'''

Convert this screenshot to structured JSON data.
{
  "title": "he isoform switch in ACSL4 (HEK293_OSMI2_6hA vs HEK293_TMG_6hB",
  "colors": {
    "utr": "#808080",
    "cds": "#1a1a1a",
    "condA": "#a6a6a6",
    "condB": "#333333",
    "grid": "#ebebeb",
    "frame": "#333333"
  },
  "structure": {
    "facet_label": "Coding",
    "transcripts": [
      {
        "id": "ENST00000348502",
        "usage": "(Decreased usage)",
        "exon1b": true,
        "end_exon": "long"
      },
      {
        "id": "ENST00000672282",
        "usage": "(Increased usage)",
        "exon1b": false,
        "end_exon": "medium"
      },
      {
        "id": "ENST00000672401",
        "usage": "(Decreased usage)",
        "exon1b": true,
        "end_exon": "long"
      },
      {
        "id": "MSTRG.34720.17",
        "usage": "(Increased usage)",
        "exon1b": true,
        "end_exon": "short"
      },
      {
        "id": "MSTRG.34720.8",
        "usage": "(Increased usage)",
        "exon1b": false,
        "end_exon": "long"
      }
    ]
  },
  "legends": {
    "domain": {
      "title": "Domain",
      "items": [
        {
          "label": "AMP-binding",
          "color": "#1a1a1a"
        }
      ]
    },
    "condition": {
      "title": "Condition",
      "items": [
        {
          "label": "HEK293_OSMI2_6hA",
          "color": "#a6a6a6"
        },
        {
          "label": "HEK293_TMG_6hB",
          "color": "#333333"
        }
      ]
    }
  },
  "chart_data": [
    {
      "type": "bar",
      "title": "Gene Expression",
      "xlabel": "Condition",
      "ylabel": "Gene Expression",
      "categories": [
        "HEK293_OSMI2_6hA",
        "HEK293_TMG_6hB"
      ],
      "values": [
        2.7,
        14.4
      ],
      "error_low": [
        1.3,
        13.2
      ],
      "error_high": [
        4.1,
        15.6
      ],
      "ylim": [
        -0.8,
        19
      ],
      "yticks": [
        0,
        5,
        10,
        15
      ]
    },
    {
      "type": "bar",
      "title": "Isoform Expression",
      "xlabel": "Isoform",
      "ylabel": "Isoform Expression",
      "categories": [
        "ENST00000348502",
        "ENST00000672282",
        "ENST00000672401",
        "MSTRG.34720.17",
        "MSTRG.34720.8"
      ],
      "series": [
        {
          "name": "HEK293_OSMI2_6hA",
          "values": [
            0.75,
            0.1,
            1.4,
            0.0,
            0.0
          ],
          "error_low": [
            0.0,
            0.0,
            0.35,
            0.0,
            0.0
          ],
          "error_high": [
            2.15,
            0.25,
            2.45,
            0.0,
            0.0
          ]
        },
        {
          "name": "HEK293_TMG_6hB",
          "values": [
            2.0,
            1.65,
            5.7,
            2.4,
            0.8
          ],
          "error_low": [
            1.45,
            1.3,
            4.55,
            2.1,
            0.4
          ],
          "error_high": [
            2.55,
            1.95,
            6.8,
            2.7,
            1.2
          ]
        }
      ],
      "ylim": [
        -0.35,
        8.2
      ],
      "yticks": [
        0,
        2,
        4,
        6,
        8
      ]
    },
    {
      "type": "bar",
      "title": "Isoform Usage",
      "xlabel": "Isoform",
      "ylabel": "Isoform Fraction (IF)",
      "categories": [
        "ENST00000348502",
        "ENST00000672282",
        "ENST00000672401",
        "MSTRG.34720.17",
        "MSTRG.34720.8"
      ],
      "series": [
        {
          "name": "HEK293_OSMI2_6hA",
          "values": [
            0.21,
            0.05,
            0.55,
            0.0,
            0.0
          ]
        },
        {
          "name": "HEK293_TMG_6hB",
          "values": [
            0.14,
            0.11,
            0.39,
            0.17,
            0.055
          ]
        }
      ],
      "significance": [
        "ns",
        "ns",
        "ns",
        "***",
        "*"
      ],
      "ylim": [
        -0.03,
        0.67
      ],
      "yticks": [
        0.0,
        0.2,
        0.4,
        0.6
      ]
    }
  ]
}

'''

Work to do ::
Print the material verbatim, all of it.

Worked answer ::
Convert this screenshot to structured JSON data.
{
  "title": "he isoform switch in ACSL4 (HEK293_OSMI2_6hA vs HEK293_TMG_6hB",
  "colors": {
    "utr": "#808080",
    "cds": "#1a1a1a",
    "condA": "#a6a6a6",
    "condB": "#333333",
    "grid": "#ebebeb",
    "frame": "#333333"
  },
  "structure": {
    "facet_label": "Coding",
    "transcripts": [
      {
        "id": "ENST00000348502",
        "usage": "(Decreased usage)",
        "exon1b": true,
        "end_exon": "long"
      },
      {
        "id": "ENST00000672282",
        "usage": "(Increased usage)",
        "exon1b": false,
        "end_exon": "medium"
      },
      {
        "id": "ENST00000672401",
        "usage": "(Decreased usage)",
        "exon1b": true,
        "end_exon": "long"
      },
      {
        "id": "MSTRG.34720.17",
        "usage": "(Increased usage)",
        "exon1b": true,
        "end_exon": "short"
      },
      {
        "id": "MSTRG.34720.8",
        "usage": "(Increased usage)",
        "exon1b": false,
        "end_exon": "long"
      }
    ]
  },
  "legends": {
    "domain": {
      "title": "Domain",
      "items": [
        {
          "label": "AMP-binding",
          "color": "#1a1a1a"
        }
      ]
    },
    "condition": {
      "title": "Condition",
      "items": [
        {
          "label": "HEK293_OSMI2_6hA",
          "color": "#a6a6a6"
        },
        {
          "label": "HEK293_TMG_6hB",
          "color": "#333333"
        }
      ]
    }
  },
  "chart_data": [
    {
      "type": "bar",
      "title": "Gene Expression",
      "xlabel": "Condition",
      "ylabel": "Gene Expression",
      "categories": [
        "HEK293_OSMI2_6hA",
        "HEK293_TMG_6hB"
      ],
      "values": [
        2.7,
        14.4
      ],
      "error_low": [
        1.3,
        13.2
      ],
      "error_high": [
        4.1,
        15.6
      ],
      "ylim": [
        -0.8,
        19
      ],
      "yticks": [
        0,
        5,
        10,
        15
      ]
    },
    {
      "type": "bar",
      "title": "Isoform Expression",
      "xlabel": "Isoform",
      "ylabel": "Isoform Expression",
      "categories": [
        "ENST00000348502",
        "ENST00000672282",
        "ENST00000672401",
        "MSTRG.34720.17",
        "MSTRG.34720.8"
      ],
      "series": [
        {
          "name": "HEK293_OSMI2_6hA",
          "values": [
            0.75,
            0.1,
            1.4,
            0.0,
            0.0
          ],
          "error_low": [
            0.0,
            0.0,
            0.35,
            0.0,
            0.0
          ],
          "error_high": [
            2.15,
            0.25,
            2.45,
            0.0,
            0.0
          ]
        },
        {
          "name": "HEK293_TMG_6hB",
          "values": [
            2.0,
            1.65,
            5.7,
            2.4,
            0.8
          ],
          "error_low": [
            1.45,
            1.3,
            4.55,
            2.1,
            0.4
          ],
          "error_high": [
            2.55,
            1.95,
            6.8,
            2.7,
            1.2
          ]
        }
      ],
      "ylim": [
        -0.35,
        8.2
      ],
      "yticks": [
        0,
        2,
        4,
        6,
        8
      ]
    },
    {
      "type": "bar",
      "title": "Isoform Usage",
      "xlabel": "Isoform",
      "ylabel": "Isoform Fraction (IF)",
      "categories": [
        "ENST00000348502",
        "ENST00000672282",
        "ENST00000672401",
        "MSTRG.34720.17",
        "MSTRG.34720.8"
      ],
      "series": [
        {
          "name": "HEK293_OSMI2_6hA",
          "values": [
            0.21,
            0.05,
            0.55,
            0.0,
            0.0
          ]
        },
        {
          "name": "HEK293_TMG_6hB",
          "values": [
            0.14,
            0.11,
            0.39,
            0.17,
            0.055
          ]
        }
      ],
      "significance": [
        "ns",
        "ns",
        "ns",
        "***",
        "*"
      ],
      "ylim": [
        -0.03,
        0.67
      ],
      "yticks": [
        0.0,
        0.2,
        0.4,
        0.6
      ]
    }
  ]
}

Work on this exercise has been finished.